### REQUEST:
Retype everything in the listing, leaving each line exactly as it is.
-- start DATASET --
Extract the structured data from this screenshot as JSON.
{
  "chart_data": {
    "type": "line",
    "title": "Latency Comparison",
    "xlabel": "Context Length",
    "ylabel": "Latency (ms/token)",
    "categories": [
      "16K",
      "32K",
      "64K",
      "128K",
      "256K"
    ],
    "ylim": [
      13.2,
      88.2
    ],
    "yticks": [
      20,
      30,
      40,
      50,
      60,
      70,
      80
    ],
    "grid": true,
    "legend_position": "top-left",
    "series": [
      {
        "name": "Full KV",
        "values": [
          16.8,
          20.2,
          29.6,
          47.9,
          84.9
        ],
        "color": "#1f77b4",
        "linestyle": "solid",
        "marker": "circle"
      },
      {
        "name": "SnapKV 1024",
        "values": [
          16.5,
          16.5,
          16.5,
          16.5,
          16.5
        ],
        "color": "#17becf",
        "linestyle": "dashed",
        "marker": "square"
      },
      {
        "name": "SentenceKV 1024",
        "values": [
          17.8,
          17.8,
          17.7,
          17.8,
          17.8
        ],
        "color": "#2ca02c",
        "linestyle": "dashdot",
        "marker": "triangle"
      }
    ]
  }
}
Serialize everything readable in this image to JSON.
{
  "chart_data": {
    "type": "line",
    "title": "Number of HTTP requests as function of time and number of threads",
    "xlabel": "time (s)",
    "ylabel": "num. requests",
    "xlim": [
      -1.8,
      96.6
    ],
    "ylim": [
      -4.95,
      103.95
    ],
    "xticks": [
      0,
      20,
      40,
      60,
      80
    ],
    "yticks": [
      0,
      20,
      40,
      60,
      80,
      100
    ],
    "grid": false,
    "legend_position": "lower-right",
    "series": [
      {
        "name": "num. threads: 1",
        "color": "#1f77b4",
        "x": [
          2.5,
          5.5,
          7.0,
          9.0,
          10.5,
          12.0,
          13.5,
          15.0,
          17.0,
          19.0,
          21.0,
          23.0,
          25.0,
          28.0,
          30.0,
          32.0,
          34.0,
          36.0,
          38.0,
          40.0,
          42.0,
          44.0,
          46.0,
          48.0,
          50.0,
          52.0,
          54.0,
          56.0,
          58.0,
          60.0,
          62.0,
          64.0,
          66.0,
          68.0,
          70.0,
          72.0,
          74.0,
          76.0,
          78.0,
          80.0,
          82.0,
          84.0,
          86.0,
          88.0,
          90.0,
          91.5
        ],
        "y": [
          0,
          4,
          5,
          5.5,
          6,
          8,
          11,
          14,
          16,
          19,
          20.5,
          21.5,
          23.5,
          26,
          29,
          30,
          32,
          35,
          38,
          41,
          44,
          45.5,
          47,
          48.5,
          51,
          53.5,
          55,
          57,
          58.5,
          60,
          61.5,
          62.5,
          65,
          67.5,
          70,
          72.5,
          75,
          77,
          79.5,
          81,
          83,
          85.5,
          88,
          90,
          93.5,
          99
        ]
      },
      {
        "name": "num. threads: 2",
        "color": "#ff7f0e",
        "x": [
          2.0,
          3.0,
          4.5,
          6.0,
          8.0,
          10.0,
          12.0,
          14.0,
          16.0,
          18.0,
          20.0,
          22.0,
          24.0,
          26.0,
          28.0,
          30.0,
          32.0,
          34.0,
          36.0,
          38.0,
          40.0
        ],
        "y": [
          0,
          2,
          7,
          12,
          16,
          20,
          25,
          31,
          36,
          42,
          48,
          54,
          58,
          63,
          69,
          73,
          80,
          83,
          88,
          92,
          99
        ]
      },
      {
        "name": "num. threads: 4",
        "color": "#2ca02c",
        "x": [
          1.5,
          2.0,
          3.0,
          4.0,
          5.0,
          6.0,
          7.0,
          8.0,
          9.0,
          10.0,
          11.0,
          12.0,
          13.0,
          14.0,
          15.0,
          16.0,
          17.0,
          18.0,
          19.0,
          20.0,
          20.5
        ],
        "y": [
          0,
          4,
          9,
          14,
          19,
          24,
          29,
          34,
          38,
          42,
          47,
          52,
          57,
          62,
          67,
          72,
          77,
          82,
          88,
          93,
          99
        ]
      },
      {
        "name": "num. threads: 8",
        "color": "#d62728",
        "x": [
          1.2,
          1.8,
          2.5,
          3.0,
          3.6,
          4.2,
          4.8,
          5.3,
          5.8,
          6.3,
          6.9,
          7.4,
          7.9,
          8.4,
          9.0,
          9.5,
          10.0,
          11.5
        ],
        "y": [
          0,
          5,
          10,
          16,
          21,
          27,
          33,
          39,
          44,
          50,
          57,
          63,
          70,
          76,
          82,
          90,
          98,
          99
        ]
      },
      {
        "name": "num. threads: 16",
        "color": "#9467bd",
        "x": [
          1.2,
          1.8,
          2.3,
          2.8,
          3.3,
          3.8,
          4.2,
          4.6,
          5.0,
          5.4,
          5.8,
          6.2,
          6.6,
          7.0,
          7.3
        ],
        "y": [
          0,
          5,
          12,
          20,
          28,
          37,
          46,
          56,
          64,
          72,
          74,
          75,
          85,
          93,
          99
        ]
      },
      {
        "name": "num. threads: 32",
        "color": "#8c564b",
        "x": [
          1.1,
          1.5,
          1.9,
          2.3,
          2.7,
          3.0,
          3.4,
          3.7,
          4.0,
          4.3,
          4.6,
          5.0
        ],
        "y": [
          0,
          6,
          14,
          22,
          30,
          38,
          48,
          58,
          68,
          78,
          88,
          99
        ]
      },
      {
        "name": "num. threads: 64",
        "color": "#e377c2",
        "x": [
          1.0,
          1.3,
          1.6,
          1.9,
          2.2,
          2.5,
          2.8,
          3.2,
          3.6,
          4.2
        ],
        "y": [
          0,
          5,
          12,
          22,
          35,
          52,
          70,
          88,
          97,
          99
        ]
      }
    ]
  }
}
-- end DATASET --
### WRITTEN REPLY:
Extract the structured data from this screenshot as JSON.
{
  "chart_data": {
    "type": "line",
    "title": "Latency Comparison",
    "xlabel": "Context Length",
    "ylabel": "Latency (ms/token)",
    "categories": [
      "16K",
      "32K",
      "64K",
      "128K",
      "256K"
    ],
    "ylim": [
      13.2,
      88.2
    ],
    "yticks": [
      20,
      30,
      40,
      50,
      60,
      70,
      80
    ],
    "grid": true,
    "legend_position": "top-left",
    "series": [
      {
        "name": "Full KV",
        "values": [
          16.8,
          20.2,
          29.6,
          47.9,
          84.9
        ],
        "color": "#1f77b4",
        "linestyle": "solid",
        "marker": "circle"
      },
      {
        "name": "SnapKV 1024",
        "values": [
          16.5,
          16.5,
          16.5,
          16.5,
          16.5
        ],
        "color": "#17becf",
        "linestyle": "dashed",
        "marker": "square"
      },
      {
        "name": "SentenceKV 1024",
        "values": [
          17.8,
          17.8,
          17.7,
          17.8,
          17.8
        ],
        "color": "#2ca02c",
        "linestyle": "dashdot",
        "marker": "triangle"
      }
    ]
  }
}
Serialize everything readable in this image to JSON.
{
  "chart_data": {
    "type": "line",
    "title": "Number of HTTP requests as function of time and number of threads",
    "xlabel": "time (s)",
    "ylabel": "num. requests",
    "xlim": [
      -1.8,
      96.6
    ],
    "ylim": [
      -4.95,
      103.95
    ],
    "xticks": [
      0,
      20,
      40,
      60,
      80
    ],
    "yticks": [
      0,
      20,
      40,
      60,
      80,
      100
    ],
    "grid": false,
    "legend_position": "lower-right",
    "series": [
      {
        "name": "num. threads: 1",
        "color": "#1f77b4",
        "x": [
          2.5,
          5.5,
          7.0,
          9.0,
          10.5,
          12.0,
          13.5,
          15.0,
          17.0,
          19.0,
          21.0,
          23.0,
          25.0,
          28.0,
          30.0,
          32.0,
          34.0,
          36.0,
          38.0,
          40.0,
          42.0,
          44.0,
          46.0,
          48.0,
          50.0,
          52.0,
          54.0,
          56.0,
          58.0,
          60.0,
          62.0,
          64.0,
          66.0,
          68.0,
          70.0,
          72.0,
          74.0,
          76.0,
          78.0,
          80.0,
          82.0,
          84.0,
          86.0,
          88.0,
          90.0,
          91.5
        ],
        "y": [
          0,
          4,
          5,
          5.5,
          6,
          8,
          11,
          14,
          16,
          19,
          20.5,
          21.5,
          23.5,
          26,
          29,
          30,
          32,
          35,
          38,
          41,
          44,
          45.5,
          47,
          48.5,
          51,
          53.5,
          55,
          57,
          58.5,
          60,
          61.5,
          62.5,
          65,
          67.5,
          70,
          72.5,
          75,
          77,
          79.5,
          81,
          83,
          85.5,
          88,
          90,
          93.5,
          99
        ]
      },
      {
        "name": "num. threads: 2",
        "color": "#ff7f0e",
        "x": [
          2.0,
          3.0,
          4.5,
          6.0,
          8.0,
          10.0,
          12.0,
          14.0,
          16.0,
          18.0,
          20.0,
          22.0,
          24.0,
          26.0,
          28.0,
          30.0,
          32.0,
          34.0,
          36.0,
          38.0,
          40.0
        ],
        "y": [
          0,
          2,
          7,
          12,
          16,
          20,
          25,
          31,
          36,
          42,
          48,
          54,
          58,
          63,
          69,
          73,
          80,
          83,
          88,
          92,
          99
        ]
      },
      {
        "name": "num. threads: 4",
        "color": "#2ca02c",
        "x": [
          1.5,
          2.0,
          3.0,
          4.0,
          5.0,
          6.0,
          7.0,
          8.0,
          9.0,
          10.0,
          11.0,
          12.0,
          13.0,
          14.0,
          15.0,
          16.0,
          17.0,
          18.0,
          19.0,
          20.0,
          20.5
        ],
        "y": [
          0,
          4,
          9,
          14,
          19,
          24,
          29,
          34,
          38,
          42,
          47,
          52,
          57,
          62,
          67,
          72,
          77,
          82,
          88,
          93,
          99
        ]
      },
      {
        "name": "num. threads: 8",
        "color": "#d62728",
        "x": [
          1.2,
          1.8,
          2.5,
          3.0,
          3.6,
          4.2,
          4.8,
          5.3,
          5.8,
          6.3,
          6.9,
          7.4,
          7.9,
          8.4,
          9.0,
          9.5,
          10.0,
          11.5
        ],
        "y": [
          0,
          5,
          10,
          16,
          21,
          27,
          33,
          39,
          44,
          50,
          57,
          63,
          70,
          76,
          82,
          90,
          98,
          99
        ]
      },
      {
        "name": "num. threads: 16",
        "color": "#9467bd",
        "x": [
          1.2,
          1.8,
          2.3,
          2.8,
          3.3,
          3.8,
          4.2,
          4.6,
          5.0,
          5.4,
          5.8,
          6.2,
          6.6,
          7.0,
          7.3
        ],
        "y": [
          0,
          5,
          12,
          20,
          28,
          37,
          46,
          56,
          64,
          72,
          74,
          75,
          85,
          93,
          99
        ]
      },
      {
        "name": "num. threads: 32",
        "color": "#8c564b",
        "x": [
          1.1,
          1.5,
          1.9,
          2.3,
          2.7,
          3.0,
          3.4,
          3.7,
          4.0,
          4.3,
          4.6,
          5.0
        ],
        "y": [
          0,
          6,
          14,
          22,
          30,
          38,
          48,
          58,
          68,
          78,
          88,
          99
        ]
      },
      {
        "name": "num. threads: 64",
        "color": "#e377c2",
        "x": [
          1.0,
          1.3,
          1.6,
          1.9,
          2.2,
          2.5,
          2.8,
          3.2,
          3.6,
          4.2
        ],
        "y": [
          0,
          5,
          12,
          22,
          35,
          52,
          70,
          88,
          97,
          99
        ]
      }
    ]
  }
}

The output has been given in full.